• _DATA LINES_
───

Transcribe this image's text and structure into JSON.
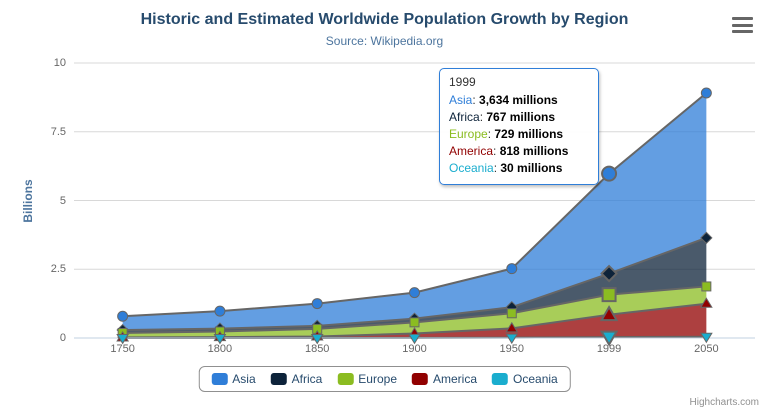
{
  "chart": {
    "title": "Historic and Estimated Worldwide Population Growth by Region",
    "subtitle": "Source: Wikipedia.org",
    "y_axis_title": "Billions",
    "credits": "Highcharts.com"
  },
  "colors": {
    "title": "#274b6d",
    "subtitle": "#4d759e",
    "axis_labels": "#666666",
    "grid_line": "#d8d8d8",
    "axis_line": "#c0d0e0",
    "series_outline": "#666666",
    "tooltip_border": "#2f7ed8",
    "legend_border": "#909090",
    "legend_text": "#274b6d"
  },
  "tooltip": {
    "header": "1999",
    "suffix": "millions",
    "rows": [
      {
        "name": "Asia",
        "value": "3,634"
      },
      {
        "name": "Africa",
        "value": "767"
      },
      {
        "name": "Europe",
        "value": "729"
      },
      {
        "name": "America",
        "value": "818"
      },
      {
        "name": "Oceania",
        "value": "30"
      }
    ]
  },
  "chart_data": {
    "type": "area",
    "stacking": "normal",
    "title": "Historic and Estimated Worldwide Population Growth by Region",
    "subtitle": "Source: Wikipedia.org",
    "xlabel": "",
    "ylabel": "Billions",
    "unit": "millions",
    "ylim": [
      0,
      10
    ],
    "yticks": [
      0,
      2.5,
      5,
      7.5,
      10
    ],
    "ytick_labels": [
      "0",
      "2.5",
      "5",
      "7.5",
      "10"
    ],
    "grid": true,
    "legend_position": "bottom",
    "categories": [
      "1750",
      "1800",
      "1850",
      "1900",
      "1950",
      "1999",
      "2050"
    ],
    "hover_index": 5,
    "series": [
      {
        "name": "Asia",
        "color": "#2f7ed8",
        "marker": "circle",
        "values": [
          502,
          635,
          809,
          947,
          1402,
          3634,
          5268
        ]
      },
      {
        "name": "Africa",
        "color": "#0d233a",
        "marker": "diamond",
        "values": [
          106,
          107,
          111,
          133,
          221,
          767,
          1766
        ]
      },
      {
        "name": "Europe",
        "color": "#8bbc21",
        "marker": "square",
        "values": [
          163,
          203,
          276,
          408,
          547,
          729,
          628
        ]
      },
      {
        "name": "America",
        "color": "#910000",
        "marker": "triangle",
        "values": [
          18,
          31,
          54,
          156,
          339,
          818,
          1201
        ]
      },
      {
        "name": "Oceania",
        "color": "#1aadce",
        "marker": "triangle-down",
        "values": [
          2,
          2,
          2,
          6,
          13,
          30,
          46
        ]
      }
    ]
  }
}
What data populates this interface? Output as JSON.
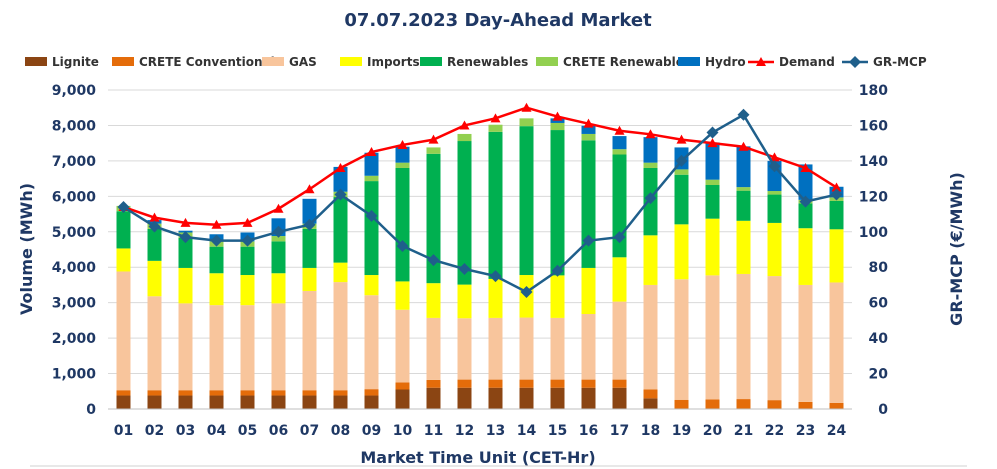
{
  "chart_data": {
    "type": "bar",
    "title": "07.07.2023  Day-Ahead Market",
    "xlabel": "Market Time Unit (CET-Hr)",
    "ylabel": "Volume (MWh)",
    "y2label": "GR-MCP (€/MWh)",
    "ylim": [
      0,
      9000
    ],
    "y2lim": [
      0,
      180
    ],
    "yticks": [
      "0",
      "1,000",
      "2,000",
      "3,000",
      "4,000",
      "5,000",
      "6,000",
      "7,000",
      "8,000",
      "9,000"
    ],
    "y2ticks": [
      "0",
      "20",
      "40",
      "60",
      "80",
      "100",
      "120",
      "140",
      "160",
      "180"
    ],
    "categories": [
      "01",
      "02",
      "03",
      "04",
      "05",
      "06",
      "07",
      "08",
      "09",
      "10",
      "11",
      "12",
      "13",
      "14",
      "15",
      "16",
      "17",
      "18",
      "19",
      "20",
      "21",
      "22",
      "23",
      "24"
    ],
    "series": [
      {
        "name": "Lignite",
        "color": "#8b4513",
        "values": [
          380,
          380,
          380,
          380,
          380,
          380,
          380,
          380,
          380,
          550,
          600,
          600,
          600,
          600,
          600,
          600,
          600,
          300,
          0,
          0,
          0,
          0,
          0,
          0
        ]
      },
      {
        "name": "CRETE Conventional",
        "color": "#e46c0a",
        "values": [
          150,
          150,
          150,
          150,
          150,
          150,
          150,
          150,
          180,
          200,
          220,
          230,
          230,
          230,
          230,
          230,
          230,
          250,
          260,
          270,
          280,
          250,
          200,
          170
        ]
      },
      {
        "name": "GAS",
        "color": "#f8c59c",
        "values": [
          3350,
          2650,
          2450,
          2400,
          2400,
          2450,
          2800,
          3050,
          2650,
          2050,
          1750,
          1730,
          1740,
          1750,
          1740,
          1850,
          2200,
          2950,
          3400,
          3500,
          3530,
          3500,
          3300,
          3400
        ]
      },
      {
        "name": "Imports",
        "color": "#ffff00",
        "values": [
          650,
          1000,
          1000,
          900,
          850,
          850,
          650,
          550,
          570,
          800,
          980,
          950,
          1100,
          1200,
          1200,
          1300,
          1250,
          1400,
          1550,
          1600,
          1500,
          1500,
          1600,
          1500
        ]
      },
      {
        "name": "Renewables",
        "color": "#00b050",
        "values": [
          1050,
          900,
          850,
          750,
          800,
          900,
          1100,
          1850,
          2650,
          3200,
          3650,
          4050,
          4150,
          4200,
          4100,
          3600,
          2900,
          1900,
          1400,
          950,
          850,
          800,
          700,
          800
        ]
      },
      {
        "name": "CRETE Renewables",
        "color": "#92d050",
        "values": [
          150,
          150,
          150,
          150,
          150,
          150,
          150,
          150,
          150,
          150,
          180,
          200,
          200,
          220,
          200,
          180,
          150,
          150,
          150,
          150,
          100,
          100,
          100,
          100
        ]
      },
      {
        "name": "Hydro",
        "color": "#0070c0",
        "values": [
          0,
          100,
          50,
          200,
          250,
          500,
          700,
          700,
          650,
          450,
          0,
          0,
          0,
          0,
          130,
          230,
          370,
          720,
          620,
          1050,
          1150,
          850,
          1000,
          300
        ]
      }
    ],
    "lines": [
      {
        "name": "Demand",
        "color": "#ff0000",
        "axis": "left",
        "values": [
          5700,
          5400,
          5250,
          5200,
          5250,
          5650,
          6200,
          6800,
          7250,
          7450,
          7600,
          8000,
          8200,
          8500,
          8250,
          8050,
          7850,
          7750,
          7600,
          7500,
          7400,
          7100,
          6800,
          6250
        ]
      },
      {
        "name": "GR-MCP",
        "color": "#1f5f8b",
        "axis": "right",
        "values": [
          114,
          103,
          97,
          95,
          95,
          100,
          104,
          121,
          109,
          92,
          84,
          79,
          75,
          66,
          78,
          95,
          97,
          119,
          140,
          156,
          166,
          137,
          117,
          121
        ]
      }
    ]
  }
}
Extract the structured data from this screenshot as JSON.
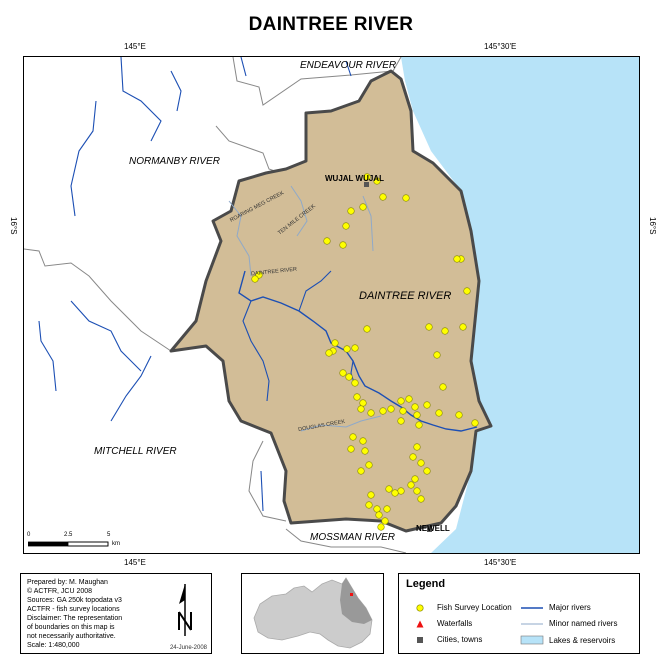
{
  "title": "DAINTREE RIVER",
  "coords": {
    "top_left": "145°E",
    "top_right": "145°30'E",
    "bottom_left": "145°E",
    "bottom_right": "145°30'E",
    "left_lat": "16°S",
    "right_lat": "16°S"
  },
  "labels": {
    "endeavour": "ENDEAVOUR RIVER",
    "normanby": "NORMANBY RIVER",
    "daintree": "DAINTREE RIVER",
    "mitchell": "MITCHELL RIVER",
    "mossman": "MOSSMAN RIVER",
    "wujal": "WUJAL WUJAL",
    "newell": "NEWELL",
    "creek_left": "ROARING MEG CREEK",
    "creek_ten_mile": "TEN MILE CREEK",
    "creek_daintree": "DAINTREE RIVER",
    "creek_douglas": "DOUGLAS CREEK"
  },
  "scale": {
    "ticks": [
      "0",
      "2.5",
      "5"
    ],
    "unit": "km"
  },
  "info": {
    "lines": [
      "Prepared by: M. Maughan",
      "© ACTFR, JCU 2008",
      "Sources: GA 250k topodata v3",
      "ACTFR - fish survey locations",
      "Disclaimer: The representation",
      "of boundaries on this map is",
      "not necessarily authoritative.",
      "Scale: 1:480,000"
    ],
    "date": "24-June-2008"
  },
  "legend": {
    "title": "Legend",
    "items": [
      {
        "label": "Fish Survey Location",
        "symbol": "yellow-dot"
      },
      {
        "label": "Waterfalls",
        "symbol": "red-triangle"
      },
      {
        "label": "Cities, towns",
        "symbol": "gray-square"
      },
      {
        "label": "Major rivers",
        "symbol": "blue-line"
      },
      {
        "label": "Minor named rivers",
        "symbol": "light-blue-line"
      },
      {
        "label": "Lakes & reservoirs",
        "symbol": "light-blue-fill"
      }
    ]
  },
  "colors": {
    "catchment": "#d2bd97",
    "sea": "#b7e3f8",
    "major_river": "#1c4fb4",
    "minor_river": "#8fa9c9",
    "survey_dot": "#ffff00",
    "town": "#555555",
    "waterfall": "#ee1111"
  },
  "icons": {
    "north_arrow": "north-arrow-icon"
  }
}
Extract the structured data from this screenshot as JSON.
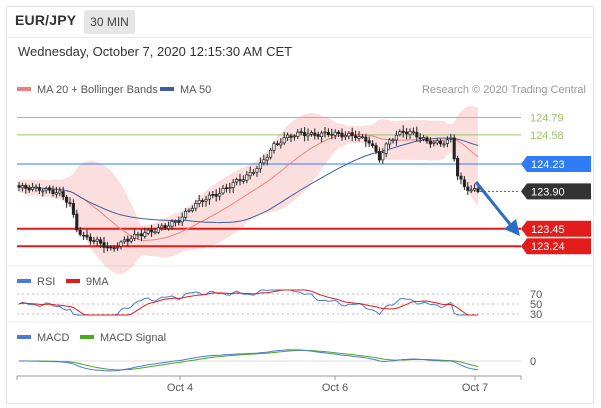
{
  "header": {
    "symbol": "EUR/JPY",
    "timeframe": "30 MIN",
    "datetime": "Wednesday, October 7, 2020 12:15:30 AM CET"
  },
  "colors": {
    "bollinger": "#f08080",
    "ma50": "#3e5f99",
    "resistance": "#9dc46a",
    "pivot": "#2f7bf5",
    "support": "#e21b1b",
    "last": "#333333",
    "rsi": "#4a7bd6",
    "rsi_ma": "#e21b1b",
    "macd": "#4a7bd6",
    "macd_signal": "#4aa820",
    "arrow": "#2b6cc4"
  },
  "chart_data": [
    {
      "type": "candlestick",
      "title": "",
      "legend": [
        {
          "name": "MA 20 + Bollinger Bands",
          "color": "#f08080"
        },
        {
          "name": "MA 50",
          "color": "#3e5f99"
        }
      ],
      "credit": "Research © 2020 Trading Central",
      "x_ticks": [
        "Oct 4",
        "Oct 6",
        "Oct 7"
      ],
      "y_range": [
        123.05,
        125.0
      ],
      "levels": [
        {
          "label": "124.79",
          "value": 124.79,
          "kind": "resistance"
        },
        {
          "label": "124.58",
          "value": 124.58,
          "kind": "resistance"
        },
        {
          "label": "124.23",
          "value": 124.23,
          "kind": "pivot"
        },
        {
          "label": "123.90",
          "value": 123.9,
          "kind": "last"
        },
        {
          "label": "123.45",
          "value": 123.45,
          "kind": "support"
        },
        {
          "label": "123.24",
          "value": 123.24,
          "kind": "support"
        }
      ],
      "price_anchors": [
        [
          0,
          123.95
        ],
        [
          6,
          123.93
        ],
        [
          12,
          123.88
        ],
        [
          15,
          123.75
        ],
        [
          17,
          123.45
        ],
        [
          19,
          123.35
        ],
        [
          23,
          123.3
        ],
        [
          27,
          123.2
        ],
        [
          31,
          123.3
        ],
        [
          35,
          123.38
        ],
        [
          39,
          123.42
        ],
        [
          43,
          123.48
        ],
        [
          47,
          123.55
        ],
        [
          51,
          123.72
        ],
        [
          55,
          123.82
        ],
        [
          59,
          123.88
        ],
        [
          63,
          124.0
        ],
        [
          67,
          124.08
        ],
        [
          71,
          124.22
        ],
        [
          75,
          124.45
        ],
        [
          79,
          124.56
        ],
        [
          83,
          124.6
        ],
        [
          87,
          124.58
        ],
        [
          91,
          124.6
        ],
        [
          95,
          124.58
        ],
        [
          99,
          124.57
        ],
        [
          103,
          124.5
        ],
        [
          106,
          124.3
        ],
        [
          109,
          124.52
        ],
        [
          113,
          124.62
        ],
        [
          116,
          124.6
        ],
        [
          120,
          124.5
        ],
        [
          124,
          124.48
        ],
        [
          127,
          124.52
        ],
        [
          129,
          124.1
        ],
        [
          131,
          123.95
        ],
        [
          133,
          123.92
        ],
        [
          135,
          123.9
        ]
      ]
    },
    {
      "type": "line",
      "title": "",
      "legend": [
        {
          "name": "RSI",
          "color": "#4a7bd6"
        },
        {
          "name": "9MA",
          "color": "#e21b1b"
        }
      ],
      "y_ticks": [
        "70",
        "50",
        "30"
      ]
    },
    {
      "type": "line",
      "title": "",
      "legend": [
        {
          "name": "MACD",
          "color": "#4a7bd6"
        },
        {
          "name": "MACD Signal",
          "color": "#4aa820"
        }
      ],
      "y_ticks": [
        "0"
      ]
    }
  ]
}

───

• _WRITTEN REQUEST_
Select the lines from the entries that include the word "light".

• _WRITTEN SOLUTION_
        "symbol": "light-blue-line"
        "symbol": "light-blue-fill"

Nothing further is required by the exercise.